** SHORT PROBLEM **
Repeat the full listing below verbatim and keep the images out.

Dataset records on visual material
-- begin --

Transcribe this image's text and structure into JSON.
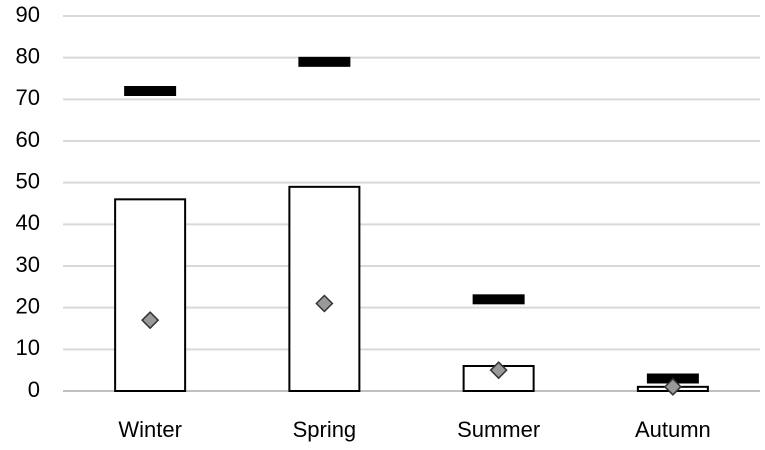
{
  "chart_data": {
    "type": "bar",
    "categories": [
      "Winter",
      "Spring",
      "Summer",
      "Autumn"
    ],
    "series": [
      {
        "kind": "bar",
        "color": "#ffffff",
        "values": [
          46,
          49,
          6,
          1
        ]
      },
      {
        "kind": "dash",
        "color": "#000000",
        "values": [
          72,
          79,
          22,
          3
        ]
      },
      {
        "kind": "diamond",
        "color": "#999999",
        "values": [
          17,
          21,
          5,
          1
        ]
      }
    ],
    "ylim": [
      0,
      90
    ],
    "yticks": [
      0,
      10,
      20,
      30,
      40,
      50,
      60,
      70,
      80,
      90
    ],
    "grid": true
  }
}
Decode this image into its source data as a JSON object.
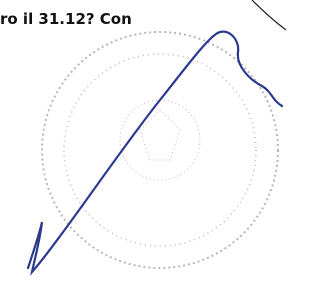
{
  "document": {
    "text": "ro il 31.12? Con"
  }
}
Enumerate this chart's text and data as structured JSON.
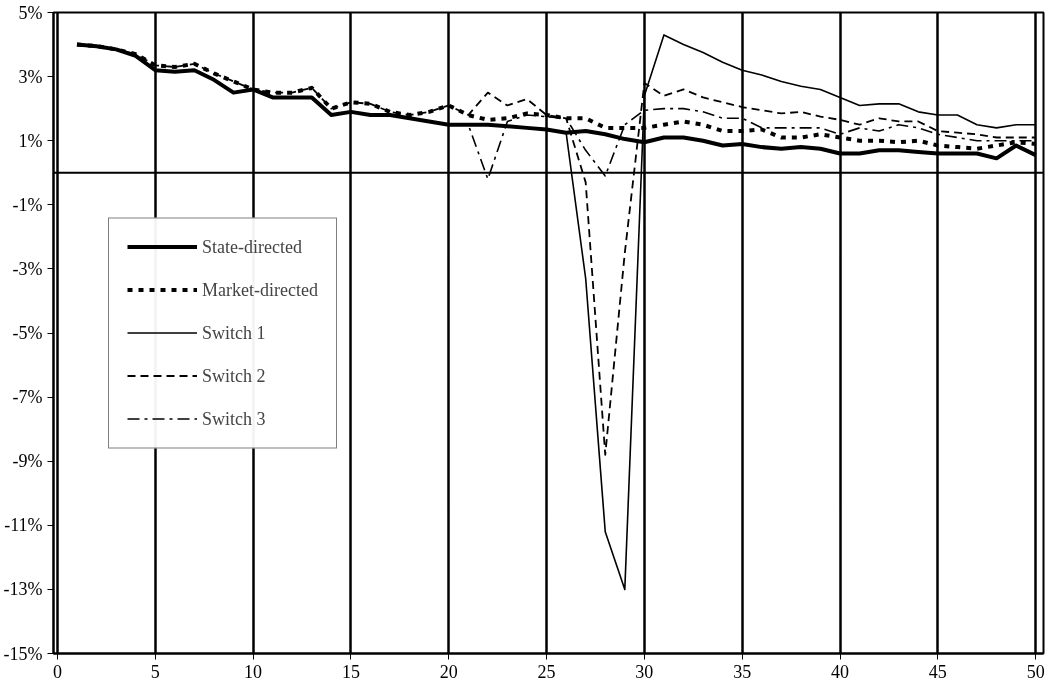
{
  "chart_data": {
    "type": "line",
    "x": [
      1,
      2,
      3,
      4,
      5,
      6,
      7,
      8,
      9,
      10,
      11,
      12,
      13,
      14,
      15,
      16,
      17,
      18,
      19,
      20,
      21,
      22,
      23,
      24,
      25,
      26,
      27,
      28,
      29,
      30,
      31,
      32,
      33,
      34,
      35,
      36,
      37,
      38,
      39,
      40,
      41,
      42,
      43,
      44,
      45,
      46,
      47,
      48,
      49,
      50
    ],
    "series": [
      {
        "name": "State-directed",
        "color": "#000000",
        "line_style": "solid",
        "values": [
          4.0,
          3.95,
          3.85,
          3.65,
          3.2,
          3.15,
          3.2,
          2.9,
          2.5,
          2.6,
          2.35,
          2.35,
          2.35,
          1.8,
          1.9,
          1.8,
          1.8,
          1.7,
          1.6,
          1.5,
          1.5,
          1.5,
          1.45,
          1.4,
          1.35,
          1.25,
          1.3,
          1.2,
          1.05,
          0.95,
          1.1,
          1.1,
          1.0,
          0.85,
          0.9,
          0.8,
          0.75,
          0.8,
          0.75,
          0.6,
          0.6,
          0.7,
          0.7,
          0.65,
          0.6,
          0.6,
          0.6,
          0.45,
          0.85,
          0.55
        ]
      },
      {
        "name": "Market-directed",
        "color": "#000000",
        "line_style": "dotted",
        "values": [
          4.0,
          3.95,
          3.85,
          3.7,
          3.35,
          3.3,
          3.4,
          3.1,
          2.85,
          2.6,
          2.5,
          2.5,
          2.65,
          2.0,
          2.2,
          2.15,
          1.9,
          1.8,
          1.9,
          2.1,
          1.8,
          1.65,
          1.7,
          1.85,
          1.8,
          1.7,
          1.7,
          1.4,
          1.4,
          1.4,
          1.5,
          1.6,
          1.5,
          1.3,
          1.3,
          1.35,
          1.1,
          1.1,
          1.2,
          1.1,
          1.0,
          1.0,
          0.95,
          1.0,
          0.85,
          0.8,
          0.75,
          0.85,
          0.95,
          0.9
        ]
      },
      {
        "name": "Switch 1",
        "color": "#000000",
        "line_style": "solid",
        "values": [
          4.0,
          3.95,
          3.85,
          3.65,
          3.2,
          3.15,
          3.2,
          2.9,
          2.5,
          2.6,
          2.35,
          2.35,
          2.35,
          1.8,
          1.9,
          1.8,
          1.8,
          1.7,
          1.6,
          1.5,
          1.5,
          1.5,
          1.45,
          1.4,
          1.35,
          1.25,
          -3.3,
          -11.2,
          -13.0,
          2.4,
          4.3,
          4.0,
          3.75,
          3.45,
          3.2,
          3.05,
          2.85,
          2.7,
          2.6,
          2.35,
          2.1,
          2.15,
          2.15,
          1.9,
          1.8,
          1.8,
          1.5,
          1.4,
          1.5,
          1.5
        ]
      },
      {
        "name": "Switch 2",
        "color": "#000000",
        "line_style": "dashed",
        "values": [
          4.0,
          3.95,
          3.85,
          3.7,
          3.35,
          3.3,
          3.4,
          3.1,
          2.85,
          2.6,
          2.5,
          2.5,
          2.65,
          2.0,
          2.2,
          2.15,
          1.9,
          1.8,
          1.9,
          2.1,
          1.8,
          2.5,
          2.1,
          2.3,
          1.8,
          1.7,
          -0.3,
          -8.8,
          -2.5,
          2.8,
          2.4,
          2.6,
          2.35,
          2.2,
          2.05,
          1.95,
          1.85,
          1.9,
          1.75,
          1.65,
          1.5,
          1.7,
          1.6,
          1.6,
          1.3,
          1.25,
          1.2,
          1.1,
          1.1,
          1.1
        ]
      },
      {
        "name": "Switch 3",
        "color": "#000000",
        "line_style": "dashdot",
        "values": [
          4.0,
          3.95,
          3.85,
          3.65,
          3.2,
          3.15,
          3.2,
          2.9,
          2.5,
          2.6,
          2.35,
          2.35,
          2.35,
          1.8,
          1.9,
          1.8,
          1.8,
          1.7,
          1.6,
          1.5,
          1.5,
          -0.2,
          1.6,
          1.8,
          1.75,
          1.7,
          0.7,
          -0.1,
          1.5,
          1.95,
          2.0,
          2.0,
          1.9,
          1.7,
          1.7,
          1.4,
          1.4,
          1.4,
          1.4,
          1.2,
          1.4,
          1.3,
          1.5,
          1.4,
          1.2,
          1.1,
          1.0,
          1.0,
          1.0,
          1.0
        ]
      }
    ],
    "xlim": [
      -0.2,
      50.4
    ],
    "xticks": [
      0,
      5,
      10,
      15,
      20,
      25,
      30,
      35,
      40,
      45,
      50
    ],
    "ylim": [
      -15,
      5
    ],
    "yticks": [
      {
        "value": -15,
        "label": "-15%"
      },
      {
        "value": -13,
        "label": "-13%"
      },
      {
        "value": -11,
        "label": "-11%"
      },
      {
        "value": -9,
        "label": "-9%"
      },
      {
        "value": -7,
        "label": "-7%"
      },
      {
        "value": -5,
        "label": "-5%"
      },
      {
        "value": -3,
        "label": "-3%"
      },
      {
        "value": -1,
        "label": "-1%"
      },
      {
        "value": 1,
        "label": "1%"
      },
      {
        "value": 3,
        "label": "3%"
      },
      {
        "value": 5,
        "label": "5%"
      }
    ],
    "ref_lines": [
      {
        "axis": "y",
        "value": 0
      }
    ],
    "grid": "x",
    "legend": "left"
  }
}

-- end --

** TASK OUTPUT **
Transcribe this image's text and structure into JSON.
{
  "chart_data": {
    "type": "bar",
    "categories": [
      "Winter",
      "Spring",
      "Summer",
      "Autumn"
    ],
    "series": [
      {
        "kind": "bar",
        "color": "#ffffff",
        "values": [
          46,
          49,
          6,
          1
        ]
      },
      {
        "kind": "dash",
        "color": "#000000",
        "values": [
          72,
          79,
          22,
          3
        ]
      },
      {
        "kind": "diamond",
        "color": "#999999",
        "values": [
          17,
          21,
          5,
          1
        ]
      }
    ],
    "ylim": [
      0,
      90
    ],
    "yticks": [
      0,
      10,
      20,
      30,
      40,
      50,
      60,
      70,
      80,
      90
    ],
    "grid": true
  }
}
Decode this image into its source data as a JSON object.
{
  "document": {
    "text": "ro il 31.12? Con"
  }
}
Enumerate this chart's text and data as structured JSON.
{
  "chart_data": {
    "type": "line",
    "x": [
      1,
      2,
      3,
      4,
      5,
      6,
      7,
      8,
      9,
      10,
      11,
      12,
      13,
      14,
      15,
      16,
      17,
      18,
      19,
      20,
      21,
      22,
      23,
      24,
      25,
      26,
      27,
      28,
      29,
      30,
      31,
      32,
      33,
      34,
      35,
      36,
      37,
      38,
      39,
      40,
      41,
      42,
      43,
      44,
      45,
      46,
      47,
      48,
      49,
      50
    ],
    "series": [
      {
        "name": "State-directed",
        "color": "#000000",
        "line_style": "solid",
        "values": [
          4.0,
          3.95,
          3.85,
          3.65,
          3.2,
          3.15,
          3.2,
          2.9,
          2.5,
          2.6,
          2.35,
          2.35,
          2.35,
          1.8,
          1.9,
          1.8,
          1.8,
          1.7,
          1.6,
          1.5,
          1.5,
          1.5,
          1.45,
          1.4,
          1.35,
          1.25,
          1.3,
          1.2,
          1.05,
          0.95,
          1.1,
          1.1,
          1.0,
          0.85,
          0.9,
          0.8,
          0.75,
          0.8,
          0.75,
          0.6,
          0.6,
          0.7,
          0.7,
          0.65,
          0.6,
          0.6,
          0.6,
          0.45,
          0.85,
          0.55
        ]
      },
      {
        "name": "Market-directed",
        "color": "#000000",
        "line_style": "dotted",
        "values": [
          4.0,
          3.95,
          3.85,
          3.7,
          3.35,
          3.3,
          3.4,
          3.1,
          2.85,
          2.6,
          2.5,
          2.5,
          2.65,
          2.0,
          2.2,
          2.15,
          1.9,
          1.8,
          1.9,
          2.1,
          1.8,
          1.65,
          1.7,
          1.85,
          1.8,
          1.7,
          1.7,
          1.4,
          1.4,
          1.4,
          1.5,
          1.6,
          1.5,
          1.3,
          1.3,
          1.35,
          1.1,
          1.1,
          1.2,
          1.1,
          1.0,
          1.0,
          0.95,
          1.0,
          0.85,
          0.8,
          0.75,
          0.85,
          0.95,
          0.9
        ]
      },
      {
        "name": "Switch 1",
        "color": "#000000",
        "line_style": "solid",
        "values": [
          4.0,
          3.95,
          3.85,
          3.65,
          3.2,
          3.15,
          3.2,
          2.9,
          2.5,
          2.6,
          2.35,
          2.35,
          2.35,
          1.8,
          1.9,
          1.8,
          1.8,
          1.7,
          1.6,
          1.5,
          1.5,
          1.5,
          1.45,
          1.4,
          1.35,
          1.25,
          -3.3,
          -11.2,
          -13.0,
          2.4,
          4.3,
          4.0,
          3.75,
          3.45,
          3.2,
          3.05,
          2.85,
          2.7,
          2.6,
          2.35,
          2.1,
          2.15,
          2.15,
          1.9,
          1.8,
          1.8,
          1.5,
          1.4,
          1.5,
          1.5
        ]
      },
      {
        "name": "Switch 2",
        "color": "#000000",
        "line_style": "dashed",
        "values": [
          4.0,
          3.95,
          3.85,
          3.7,
          3.35,
          3.3,
          3.4,
          3.1,
          2.85,
          2.6,
          2.5,
          2.5,
          2.65,
          2.0,
          2.2,
          2.15,
          1.9,
          1.8,
          1.9,
          2.1,
          1.8,
          2.5,
          2.1,
          2.3,
          1.8,
          1.7,
          -0.3,
          -8.8,
          -2.5,
          2.8,
          2.4,
          2.6,
          2.35,
          2.2,
          2.05,
          1.95,
          1.85,
          1.9,
          1.75,
          1.65,
          1.5,
          1.7,
          1.6,
          1.6,
          1.3,
          1.25,
          1.2,
          1.1,
          1.1,
          1.1
        ]
      },
      {
        "name": "Switch 3",
        "color": "#000000",
        "line_style": "dashdot",
        "values": [
          4.0,
          3.95,
          3.85,
          3.65,
          3.2,
          3.15,
          3.2,
          2.9,
          2.5,
          2.6,
          2.35,
          2.35,
          2.35,
          1.8,
          1.9,
          1.8,
          1.8,
          1.7,
          1.6,
          1.5,
          1.5,
          -0.2,
          1.6,
          1.8,
          1.75,
          1.7,
          0.7,
          -0.1,
          1.5,
          1.95,
          2.0,
          2.0,
          1.9,
          1.7,
          1.7,
          1.4,
          1.4,
          1.4,
          1.4,
          1.2,
          1.4,
          1.3,
          1.5,
          1.4,
          1.2,
          1.1,
          1.0,
          1.0,
          1.0,
          1.0
        ]
      }
    ],
    "xlim": [
      -0.2,
      50.4
    ],
    "xticks": [
      0,
      5,
      10,
      15,
      20,
      25,
      30,
      35,
      40,
      45,
      50
    ],
    "ylim": [
      -15,
      5
    ],
    "yticks": [
      {
        "value": -15,
        "label": "-15%"
      },
      {
        "value": -13,
        "label": "-13%"
      },
      {
        "value": -11,
        "label": "-11%"
      },
      {
        "value": -9,
        "label": "-9%"
      },
      {
        "value": -7,
        "label": "-7%"
      },
      {
        "value": -5,
        "label": "-5%"
      },
      {
        "value": -3,
        "label": "-3%"
      },
      {
        "value": -1,
        "label": "-1%"
      },
      {
        "value": 1,
        "label": "1%"
      },
      {
        "value": 3,
        "label": "3%"
      },
      {
        "value": 5,
        "label": "5%"
      }
    ],
    "ref_lines": [
      {
        "axis": "y",
        "value": 0
      }
    ],
    "grid": "x",
    "legend": "left"
  }
}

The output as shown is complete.